→ **WHAT THIS EXERCISE ASKS**:
• A. Decide whether each statement below agrees with the Dragonlance text. Answer yes or no for each, and quote the deciding words. (i) Hickman and his wife came up with the Dragonlance concept while driving from Utah to Wisconsin. (ii) TSR's first print run of Dragons of Autumn Twilight was thirty thousand copies. (iii) The War of Souls trilogy came out before Wizards of the Coast bought TSR.
• B. The Dragonlance text names several TSR staff members whose support Hickman gained for the project after a period of months. List all of them.

→ **DOCUMENT TEXT**:
────────────────────

Hickman developed his world creation technique by writing and self-publishing with his wife Laura the adventure modules Rahasia (1979) and Pharaoh (1980), and writing TSR's Ravenloft module (1983). He was unemployed in 1982, and TSR offered him a job based on his submission of several modules. That year, while driving from Utah to Wisconsin to start a job with TSR, Hickman and his wife created the Dragonlance universe concept. During the trip, Hickman and his wife discussed two ideas they had had for several years: an entire world used to support a storyline, and a world dominated by dragons.

Their ideas were well received by TSR, whose marketing department felt they had enough dungeons, but not enough dragons. Hickman suggested a series of twelve modules, each featuring a different dragon. TSR employee Harold Johnson suggested that Hickman should try to get additional support from other TSR staff members and, after a period of months, Hickman had the support of Jeff Grubb, Larry Elmore, Roger Moore, Doug Niles, Michael Williams, and others with whom they discussed ideas for the project. Meanwhile, Weis was editing and writing various Endless Quest books for TSR. The Dragonlance group decided that novels should accompany the game modules; TSR reluctantly agreed and hired a writer. Hickman became the design coordinator for Project Overlord, the cover name for what would later be known as the Dragonlance saga.

TSR decided to create a franchise, including modules, board games, lead figures, and - for the first time - novels. Weis had been hired as an editor; with Hickman, she began working with the author hired to write the novels. They weren't satisfied with the author, and decided they should be the ones to write the books. They collaborated over a weekend, writing the prologue for the first five chapters of the first novel, Dragons of Autumn Twilight, based on the module Dragons of Despair. TSR liked their treatment and gave them the assignment, firing the author. After two years of development, TSR released the module Dragons of Despair and the novel Dragons of Autumn Twilight in March and November 1984, respectively. TSR had doubts about the finished novel's sales potential, and attempted to order thirty thousand copies, ultimately ordering the minimum print run of fifty thousand. The success of the novel prompted TSR to publish more copies to meet demand. The novel was written after the completion of the first Dragonlance game modules. Weis and Hickman felt this was constraining and made the novel feel too episodic, so they reversed the process for the next books and completed the novels before the related modules were written. Dragonlance received support products such as novels, calendars, computer games, and books of artwork.

=== Further development ===

The second Dragonlance logo, used on most of the books and supplements since 1995 with the 5th Age

In the mid to late 1980s, a rift developed between TSR and the authors. Weis and Hickman were feeling under-appreciated and, when TSR turned down their Darksword series of novels, they went to Bantam Books. Bantam made them an offer, which they accepted, and they stopped writing Dragonlance novels for TSR. They returned to write Dragons of Summer Flame for TSR in 1995, thinking it would be their final Dragonlance novel. At the time, Dragonlance gaming had been converted to the SAGA System, with limited success, and that, combined with TSR's general financial troubles, put the setting's future in doubt. Wizards of the Coast bought the troubled TSR in 1997, and Weis and Hickman then proposed the War of Souls trilogy, which was published in 2000-2002. All three novels made the New York Times bestseller list, and the setting was commercially revitalized. By 1998, the original Dragonlance trilogy had sold well over three million copies worldwide and spawned dozens of sequels. The central books of the Dragonlance series were written by the authoring team of Weis and Hickman, but many other writers have made contributions, including Richard A. Knaak, Douglas Niles, Roger E. Moore, Don Perrin, Jean Rabe, Paul B. Thompson, Tonya C. Cook, Michael Williams, Nancy Varian Berberick, and Chris Pierson.

────────────────────

→ **DATA RECORDS**:
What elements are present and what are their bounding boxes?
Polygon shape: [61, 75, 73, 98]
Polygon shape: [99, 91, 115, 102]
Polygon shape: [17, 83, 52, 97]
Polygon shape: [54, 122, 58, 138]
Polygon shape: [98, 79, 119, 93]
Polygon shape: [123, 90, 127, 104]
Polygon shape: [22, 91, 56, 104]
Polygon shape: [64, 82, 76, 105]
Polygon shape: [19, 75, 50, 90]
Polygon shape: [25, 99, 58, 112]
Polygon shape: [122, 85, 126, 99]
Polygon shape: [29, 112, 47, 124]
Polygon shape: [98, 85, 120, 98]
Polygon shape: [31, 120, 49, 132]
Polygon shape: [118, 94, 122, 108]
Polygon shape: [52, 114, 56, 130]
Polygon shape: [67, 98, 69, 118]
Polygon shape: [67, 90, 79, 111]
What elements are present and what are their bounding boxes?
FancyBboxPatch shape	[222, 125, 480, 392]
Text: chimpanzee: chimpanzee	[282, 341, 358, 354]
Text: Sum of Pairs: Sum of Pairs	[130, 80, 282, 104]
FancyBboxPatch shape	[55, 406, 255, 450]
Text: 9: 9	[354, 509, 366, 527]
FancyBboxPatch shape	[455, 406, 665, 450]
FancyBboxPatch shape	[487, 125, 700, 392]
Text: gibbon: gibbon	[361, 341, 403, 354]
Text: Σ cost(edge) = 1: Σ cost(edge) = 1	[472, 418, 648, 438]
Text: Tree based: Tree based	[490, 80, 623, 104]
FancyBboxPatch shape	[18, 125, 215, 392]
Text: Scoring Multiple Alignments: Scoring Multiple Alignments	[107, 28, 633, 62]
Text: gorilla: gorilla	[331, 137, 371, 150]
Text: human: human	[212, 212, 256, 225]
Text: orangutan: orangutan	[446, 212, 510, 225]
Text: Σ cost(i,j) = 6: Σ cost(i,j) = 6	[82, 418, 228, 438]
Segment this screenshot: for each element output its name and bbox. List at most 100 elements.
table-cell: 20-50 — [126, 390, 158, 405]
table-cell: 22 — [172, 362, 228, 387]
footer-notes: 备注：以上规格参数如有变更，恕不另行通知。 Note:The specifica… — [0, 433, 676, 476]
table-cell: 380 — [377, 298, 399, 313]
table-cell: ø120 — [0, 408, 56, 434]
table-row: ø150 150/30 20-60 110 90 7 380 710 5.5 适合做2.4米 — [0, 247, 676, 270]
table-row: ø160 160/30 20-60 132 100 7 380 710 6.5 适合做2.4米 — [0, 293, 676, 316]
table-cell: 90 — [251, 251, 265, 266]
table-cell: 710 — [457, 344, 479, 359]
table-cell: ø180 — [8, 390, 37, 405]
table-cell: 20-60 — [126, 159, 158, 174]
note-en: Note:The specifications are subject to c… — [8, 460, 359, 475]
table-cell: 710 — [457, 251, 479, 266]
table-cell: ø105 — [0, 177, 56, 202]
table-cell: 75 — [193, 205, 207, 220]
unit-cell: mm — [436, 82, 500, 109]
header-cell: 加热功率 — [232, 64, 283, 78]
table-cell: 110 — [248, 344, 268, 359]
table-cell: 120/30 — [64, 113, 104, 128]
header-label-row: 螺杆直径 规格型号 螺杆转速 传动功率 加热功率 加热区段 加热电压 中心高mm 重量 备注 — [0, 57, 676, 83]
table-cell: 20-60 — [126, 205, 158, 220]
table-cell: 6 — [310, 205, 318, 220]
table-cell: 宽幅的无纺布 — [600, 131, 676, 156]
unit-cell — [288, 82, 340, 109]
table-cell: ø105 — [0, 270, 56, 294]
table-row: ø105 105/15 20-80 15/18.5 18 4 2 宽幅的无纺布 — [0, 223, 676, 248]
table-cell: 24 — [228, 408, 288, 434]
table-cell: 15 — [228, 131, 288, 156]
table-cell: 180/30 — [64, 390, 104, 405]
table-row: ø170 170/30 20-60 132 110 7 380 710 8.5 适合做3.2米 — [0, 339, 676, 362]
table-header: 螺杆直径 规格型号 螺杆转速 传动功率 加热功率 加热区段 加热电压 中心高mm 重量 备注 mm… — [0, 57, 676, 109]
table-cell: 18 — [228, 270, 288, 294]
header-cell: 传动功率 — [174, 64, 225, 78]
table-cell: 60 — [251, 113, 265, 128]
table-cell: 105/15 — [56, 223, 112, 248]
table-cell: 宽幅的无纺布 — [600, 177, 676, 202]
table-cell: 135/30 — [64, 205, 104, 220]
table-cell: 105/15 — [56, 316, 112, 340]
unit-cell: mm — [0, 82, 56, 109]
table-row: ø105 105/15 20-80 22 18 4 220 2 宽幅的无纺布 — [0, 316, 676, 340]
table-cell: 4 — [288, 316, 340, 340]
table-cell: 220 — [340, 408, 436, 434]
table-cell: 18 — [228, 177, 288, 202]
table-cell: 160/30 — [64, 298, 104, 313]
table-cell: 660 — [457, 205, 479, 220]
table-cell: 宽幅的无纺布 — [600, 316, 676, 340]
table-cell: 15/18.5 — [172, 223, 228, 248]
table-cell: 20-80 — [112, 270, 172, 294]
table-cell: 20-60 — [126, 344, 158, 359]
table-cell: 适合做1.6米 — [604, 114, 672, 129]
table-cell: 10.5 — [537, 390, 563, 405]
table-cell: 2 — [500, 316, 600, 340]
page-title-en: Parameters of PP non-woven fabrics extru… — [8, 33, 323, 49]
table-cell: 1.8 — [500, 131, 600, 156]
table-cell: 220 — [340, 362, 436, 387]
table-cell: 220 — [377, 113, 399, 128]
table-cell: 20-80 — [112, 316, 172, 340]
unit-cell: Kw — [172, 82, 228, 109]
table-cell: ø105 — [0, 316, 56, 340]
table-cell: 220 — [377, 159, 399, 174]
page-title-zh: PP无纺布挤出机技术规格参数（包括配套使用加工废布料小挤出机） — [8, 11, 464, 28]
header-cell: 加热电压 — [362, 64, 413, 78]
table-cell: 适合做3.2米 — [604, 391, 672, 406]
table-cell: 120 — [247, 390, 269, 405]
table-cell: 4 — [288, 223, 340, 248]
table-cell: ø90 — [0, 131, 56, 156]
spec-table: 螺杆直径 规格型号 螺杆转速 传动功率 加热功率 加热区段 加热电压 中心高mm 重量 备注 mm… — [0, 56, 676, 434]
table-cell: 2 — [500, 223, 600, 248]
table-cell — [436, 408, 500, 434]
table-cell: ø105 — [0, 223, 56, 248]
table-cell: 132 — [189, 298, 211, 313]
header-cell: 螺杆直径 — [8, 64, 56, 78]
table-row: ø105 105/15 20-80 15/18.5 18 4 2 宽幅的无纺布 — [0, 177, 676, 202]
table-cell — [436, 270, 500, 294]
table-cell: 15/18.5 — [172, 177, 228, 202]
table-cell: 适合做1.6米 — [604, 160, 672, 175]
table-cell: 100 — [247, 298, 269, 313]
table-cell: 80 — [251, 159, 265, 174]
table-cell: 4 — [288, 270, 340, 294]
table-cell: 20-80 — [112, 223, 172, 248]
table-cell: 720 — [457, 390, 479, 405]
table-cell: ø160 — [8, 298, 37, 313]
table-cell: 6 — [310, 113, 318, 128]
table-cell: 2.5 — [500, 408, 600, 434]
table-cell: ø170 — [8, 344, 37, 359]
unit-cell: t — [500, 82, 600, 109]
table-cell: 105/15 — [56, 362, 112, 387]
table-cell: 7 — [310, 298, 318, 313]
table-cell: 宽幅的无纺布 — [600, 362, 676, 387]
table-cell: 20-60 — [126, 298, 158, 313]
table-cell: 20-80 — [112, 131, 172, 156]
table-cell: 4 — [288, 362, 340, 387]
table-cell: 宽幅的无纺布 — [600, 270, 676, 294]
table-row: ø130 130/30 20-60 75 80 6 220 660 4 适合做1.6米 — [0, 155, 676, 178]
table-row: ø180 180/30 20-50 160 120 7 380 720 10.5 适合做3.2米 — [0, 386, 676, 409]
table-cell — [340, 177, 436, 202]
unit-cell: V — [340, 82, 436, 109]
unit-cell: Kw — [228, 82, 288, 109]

────────────────────

→ **SOLUTION LIST**:
• A.
(i) Yes: "while driving from Utah to Wisconsin to start a job with TSR, Hickman and his wife created the Dragonlance universe concept"
(ii) No: "attempted to order thirty thousand copies, ultimately ordering the minimum print run of fifty thousand"
(iii) No: "Wizards of the Coast bought the troubled TSR in 1997, and Weis and Hickman then proposed the War of Souls trilogy, which was published in 2000-2002"

• B. Jeff Grubb, Larry Elmore, Roger Moore, Doug Niles, Michael Williams